REQUIRED WORK
Within the data that follows, how many lines carry the string "doughnuts"? Give the number alone.
***
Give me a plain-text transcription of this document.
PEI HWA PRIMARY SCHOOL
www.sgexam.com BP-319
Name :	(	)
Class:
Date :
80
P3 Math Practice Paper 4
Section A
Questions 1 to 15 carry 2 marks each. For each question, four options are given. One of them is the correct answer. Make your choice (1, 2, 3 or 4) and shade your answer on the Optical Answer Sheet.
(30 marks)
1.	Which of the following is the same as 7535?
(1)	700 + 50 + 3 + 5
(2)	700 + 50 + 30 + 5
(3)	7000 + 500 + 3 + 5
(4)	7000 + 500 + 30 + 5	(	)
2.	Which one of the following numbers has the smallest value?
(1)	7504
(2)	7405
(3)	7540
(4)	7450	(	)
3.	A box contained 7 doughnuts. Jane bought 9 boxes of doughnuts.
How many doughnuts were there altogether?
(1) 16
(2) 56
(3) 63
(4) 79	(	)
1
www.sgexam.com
***
EXERCISE SOLUTION
2